- _Directive_
Arrange every line of the material below into a Markdown table with the columns Row and Listing line, numbering the rows in order and skipping blank lines.

(Region and label listings)
※
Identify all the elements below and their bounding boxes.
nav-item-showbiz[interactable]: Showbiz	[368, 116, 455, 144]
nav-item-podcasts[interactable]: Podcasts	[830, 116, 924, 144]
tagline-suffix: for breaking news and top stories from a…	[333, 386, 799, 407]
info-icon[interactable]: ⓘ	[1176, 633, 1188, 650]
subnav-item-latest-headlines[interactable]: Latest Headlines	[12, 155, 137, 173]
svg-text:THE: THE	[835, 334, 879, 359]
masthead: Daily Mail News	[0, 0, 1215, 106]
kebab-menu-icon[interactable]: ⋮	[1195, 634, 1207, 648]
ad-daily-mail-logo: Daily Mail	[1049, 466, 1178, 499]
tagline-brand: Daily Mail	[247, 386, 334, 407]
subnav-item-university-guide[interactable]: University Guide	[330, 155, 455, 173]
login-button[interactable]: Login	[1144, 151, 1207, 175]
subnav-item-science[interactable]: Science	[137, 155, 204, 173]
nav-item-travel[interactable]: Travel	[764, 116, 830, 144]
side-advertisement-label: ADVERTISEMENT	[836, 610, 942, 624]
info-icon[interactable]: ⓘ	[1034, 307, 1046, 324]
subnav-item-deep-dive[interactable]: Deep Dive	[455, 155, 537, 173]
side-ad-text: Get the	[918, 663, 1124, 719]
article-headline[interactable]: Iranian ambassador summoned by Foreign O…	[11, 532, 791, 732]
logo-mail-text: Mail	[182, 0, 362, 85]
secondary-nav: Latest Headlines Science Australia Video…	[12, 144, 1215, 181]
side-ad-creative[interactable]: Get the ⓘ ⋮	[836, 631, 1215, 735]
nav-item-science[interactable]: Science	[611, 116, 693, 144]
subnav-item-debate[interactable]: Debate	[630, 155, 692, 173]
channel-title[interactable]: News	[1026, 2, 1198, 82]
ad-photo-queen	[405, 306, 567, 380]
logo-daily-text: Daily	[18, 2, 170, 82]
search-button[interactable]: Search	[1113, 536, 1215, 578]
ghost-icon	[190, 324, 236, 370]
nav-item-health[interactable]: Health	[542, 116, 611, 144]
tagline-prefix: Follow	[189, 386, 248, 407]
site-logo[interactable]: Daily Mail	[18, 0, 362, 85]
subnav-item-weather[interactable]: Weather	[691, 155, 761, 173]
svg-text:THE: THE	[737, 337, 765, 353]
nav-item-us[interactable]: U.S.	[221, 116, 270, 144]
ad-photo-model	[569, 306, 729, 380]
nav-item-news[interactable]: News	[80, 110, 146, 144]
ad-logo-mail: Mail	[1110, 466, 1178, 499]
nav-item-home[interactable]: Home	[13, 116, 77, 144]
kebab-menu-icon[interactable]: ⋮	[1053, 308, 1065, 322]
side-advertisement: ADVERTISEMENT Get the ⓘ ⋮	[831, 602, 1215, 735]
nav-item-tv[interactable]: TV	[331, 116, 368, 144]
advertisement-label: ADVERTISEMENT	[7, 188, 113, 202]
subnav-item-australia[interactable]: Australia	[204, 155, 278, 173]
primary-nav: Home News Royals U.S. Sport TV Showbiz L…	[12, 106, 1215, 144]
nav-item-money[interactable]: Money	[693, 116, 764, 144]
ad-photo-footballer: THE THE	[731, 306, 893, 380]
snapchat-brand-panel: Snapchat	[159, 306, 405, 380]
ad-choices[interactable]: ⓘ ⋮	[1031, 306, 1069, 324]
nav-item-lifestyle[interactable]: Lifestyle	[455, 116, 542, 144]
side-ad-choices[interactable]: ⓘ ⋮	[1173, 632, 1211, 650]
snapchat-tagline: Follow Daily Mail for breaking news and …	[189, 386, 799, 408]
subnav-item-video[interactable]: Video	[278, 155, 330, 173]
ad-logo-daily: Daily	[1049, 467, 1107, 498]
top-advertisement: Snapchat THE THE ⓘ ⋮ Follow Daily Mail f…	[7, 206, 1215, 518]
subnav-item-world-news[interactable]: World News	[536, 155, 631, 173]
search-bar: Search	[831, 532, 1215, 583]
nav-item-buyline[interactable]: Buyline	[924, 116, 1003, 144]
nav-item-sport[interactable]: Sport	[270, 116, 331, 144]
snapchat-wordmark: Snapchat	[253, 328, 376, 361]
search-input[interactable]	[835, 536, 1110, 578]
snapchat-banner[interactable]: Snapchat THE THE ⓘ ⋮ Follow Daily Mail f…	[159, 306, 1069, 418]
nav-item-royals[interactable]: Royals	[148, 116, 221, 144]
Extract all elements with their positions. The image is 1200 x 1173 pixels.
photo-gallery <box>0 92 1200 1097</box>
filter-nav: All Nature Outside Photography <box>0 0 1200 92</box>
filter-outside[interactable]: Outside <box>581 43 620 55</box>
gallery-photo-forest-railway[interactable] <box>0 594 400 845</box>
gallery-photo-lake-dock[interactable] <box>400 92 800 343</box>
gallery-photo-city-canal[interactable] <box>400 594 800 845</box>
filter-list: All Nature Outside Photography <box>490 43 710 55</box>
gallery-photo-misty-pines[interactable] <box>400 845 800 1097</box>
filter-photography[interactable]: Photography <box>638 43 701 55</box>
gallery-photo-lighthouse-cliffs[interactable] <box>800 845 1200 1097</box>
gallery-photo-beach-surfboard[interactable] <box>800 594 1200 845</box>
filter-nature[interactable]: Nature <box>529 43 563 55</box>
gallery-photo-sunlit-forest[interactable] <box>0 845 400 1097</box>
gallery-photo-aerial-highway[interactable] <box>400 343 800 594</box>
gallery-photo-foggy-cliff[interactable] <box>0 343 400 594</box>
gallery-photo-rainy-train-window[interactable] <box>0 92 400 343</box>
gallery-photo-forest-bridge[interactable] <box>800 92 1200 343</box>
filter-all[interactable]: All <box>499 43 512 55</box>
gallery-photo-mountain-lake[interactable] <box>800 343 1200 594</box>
※
- _In response_
| Row | Listing line |
|---|---|
| 1 | Identify all the elements below and their bounding boxes. |
| 2 | nav-item-showbiz[interactable]: Showbiz	[368, 116, 455, 144] |
| 3 | nav-item-podcasts[interactable]: Podcasts	[830, 116, 924, 144] |
| 4 | tagline-suffix: for breaking news and top stories from a…	[333, 386, 799, 407] |
| 5 | info-icon[interactable]: ⓘ	[1176, 633, 1188, 650] |
| 6 | subnav-item-latest-headlines[interactable]: Latest Headlines	[12, 155, 137, 173] |
| 7 | svg-text:THE: THE	[835, 334, 879, 359] |
| 8 | masthead: Daily Mail News	[0, 0, 1215, 106] |
| 9 | kebab-menu-icon[interactable]: ⋮	[1195, 634, 1207, 648] |
| 10 | ad-daily-mail-logo: Daily Mail	[1049, 466, 1178, 499] |
| 11 | tagline-brand: Daily Mail	[247, 386, 334, 407] |
| 12 | subnav-item-university-guide[interactable]: University Guide	[330, 155, 455, 173] |
| 13 | login-button[interactable]: Login	[1144, 151, 1207, 175] |
| 14 | subnav-item-science[interactable]: Science	[137, 155, 204, 173] |
| 15 | nav-item-travel[interactable]: Travel	[764, 116, 830, 144] |
| 16 | side-advertisement-label: ADVERTISEMENT	[836, 610, 942, 624] |
| 17 | info-icon[interactable]: ⓘ	[1034, 307, 1046, 324] |
| 18 | subnav-item-deep-dive[interactable]: Deep Dive	[455, 155, 537, 173] |
| 19 | side-ad-text: Get the	[918, 663, 1124, 719] |
| 20 | article-headline[interactable]: Iranian ambassador summoned by Foreign O…	[11, 532, 791, 732] |
| 21 | logo-mail-text: Mail	[182, 0, 362, 85] |
| 22 | secondary-nav: Latest Headlines Science Australia Video…	[12, 144, 1215, 181] |
| 23 | side-ad-creative[interactable]: Get the ⓘ ⋮	[836, 631, 1215, 735] |
| 24 | nav-item-science[interactable]: Science	[611, 116, 693, 144] |
| 25 | subnav-item-debate[interactable]: Debate	[630, 155, 692, 173] |
| 26 | channel-title[interactable]: News	[1026, 2, 1198, 82] |
| 27 | ad-photo-queen	[405, 306, 567, 380] |
| 28 | logo-daily-text: Daily	[18, 2, 170, 82] |
| 29 | search-button[interactable]: Search	[1113, 536, 1215, 578] |
| 30 | ghost-icon	[190, 324, 236, 370] |
| 31 | nav-item-health[interactable]: Health	[542, 116, 611, 144] |
| 32 | tagline-prefix: Follow	[189, 386, 248, 407] |
| 33 | site-logo[interactable]: Daily Mail	[18, 0, 362, 85] |
| 34 | subnav-item-weather[interactable]: Weather	[691, 155, 761, 173] |
| 35 | svg-text:THE: THE	[737, 337, 765, 353] |
| 36 | nav-item-us[interactable]: U.S.	[221, 116, 270, 144] |
| 37 | ad-photo-model	[569, 306, 729, 380] |
| 38 | nav-item-news[interactable]: News	[80, 110, 146, 144] |
| 39 | ad-logo-mail: Mail	[1110, 466, 1178, 499] |
| 40 | nav-item-home[interactable]: Home	[13, 116, 77, 144] |
| 41 | kebab-menu-icon[interactable]: ⋮	[1053, 308, 1065, 322] |
| 42 | side-advertisement: ADVERTISEMENT Get the ⓘ ⋮	[831, 602, 1215, 735] |
| 43 | nav-item-tv[interactable]: TV	[331, 116, 368, 144] |
| 44 | advertisement-label: ADVERTISEMENT	[7, 188, 113, 202] |
| 45 | subnav-item-australia[interactable]: Australia	[204, 155, 278, 173] |
| 46 | primary-nav: Home News Royals U.S. Sport TV Showbiz L…	[12, 106, 1215, 144] |
| 47 | nav-item-money[interactable]: Money	[693, 116, 764, 144] |
| 48 | ad-photo-footballer: THE THE	[731, 306, 893, 380] |
| 49 | snapchat-brand-panel: Snapchat	[159, 306, 405, 380] |
| 50 | ad-choices[interactable]: ⓘ ⋮	[1031, 306, 1069, 324] |
| 51 | nav-item-lifestyle[interactable]: Lifestyle	[455, 116, 542, 144] |
| 52 | side-ad-choices[interactable]: ⓘ ⋮	[1173, 632, 1211, 650] |
| 53 | snapchat-tagline: Follow Daily Mail for breaking news and …	[189, 386, 799, 408] |
| 54 | subnav-item-video[interactable]: Video	[278, 155, 330, 173] |
| 55 | ad-logo-daily: Daily	[1049, 467, 1107, 498] |
| 56 | top-advertisement: Snapchat THE THE ⓘ ⋮ Follow Daily Mail f…	[7, 206, 1215, 518] |
| 57 | subnav-item-world-news[interactable]: World News	[536, 155, 631, 173] |
| 58 | search-bar: Search	[831, 532, 1215, 583] |
| 59 | nav-item-buyline[interactable]: Buyline	[924, 116, 1003, 144] |
| 60 | nav-item-sport[interactable]: Sport	[270, 116, 331, 144] |
| 61 | snapchat-wordmark: Snapchat	[253, 328, 376, 361] |
| 62 | search-input[interactable]	[835, 536, 1110, 578] |
| 63 | snapchat-banner[interactable]: Snapchat THE THE ⓘ ⋮ Follow Daily Mail f…	[159, 306, 1069, 418] |
| 64 | nav-item-royals[interactable]: Royals	[148, 116, 221, 144] |
| 65 | Extract all elements with their positions. The image is 1200 x 1173 pixels. |
| 66 | photo-gallery <box>0 92 1200 1097</box> |
| 67 | filter-nav: All Nature Outside Photography <box>0 0 1200 92</box> |
| 68 | filter-outside[interactable]: Outside <box>581 43 620 55</box> |
| 69 | gallery-photo-forest-railway[interactable] <box>0 594 400 845</box> |
| 70 | gallery-photo-lake-dock[interactable] <box>400 92 800 343</box> |
| 71 | gallery-photo-city-canal[interactable] <box>400 594 800 845</box> |
| 72 | filter-list: All Nature Outside Photography <box>490 43 710 55</box> |
| 73 | gallery-photo-misty-pines[interactable] <box>400 845 800 1097</box> |
| 74 | filter-photography[interactable]: Photography <box>638 43 701 55</box> |
| 75 | gallery-photo-lighthouse-cliffs[interactable] <box>800 845 1200 1097</box> |
| 76 | gallery-photo-beach-surfboard[interactable] <box>800 594 1200 845</box> |
| 77 | filter-nature[interactable]: Nature <box>529 43 563 55</box> |
| 78 | gallery-photo-sunlit-forest[interactable] <box>0 845 400 1097</box> |
| 79 | gallery-photo-aerial-highway[interactable] <box>400 343 800 594</box> |
| 80 | gallery-photo-foggy-cliff[interactable] <box>0 343 400 594</box> |
| 81 | gallery-photo-rainy-train-window[interactable] <box>0 92 400 343</box> |
| 82 | gallery-photo-forest-bridge[interactable] <box>800 92 1200 343</box> |
| 83 | filter-all[interactable]: All <box>499 43 512 55</box> |
| 84 | gallery-photo-mountain-lake[interactable] <box>800 343 1200 594</box> |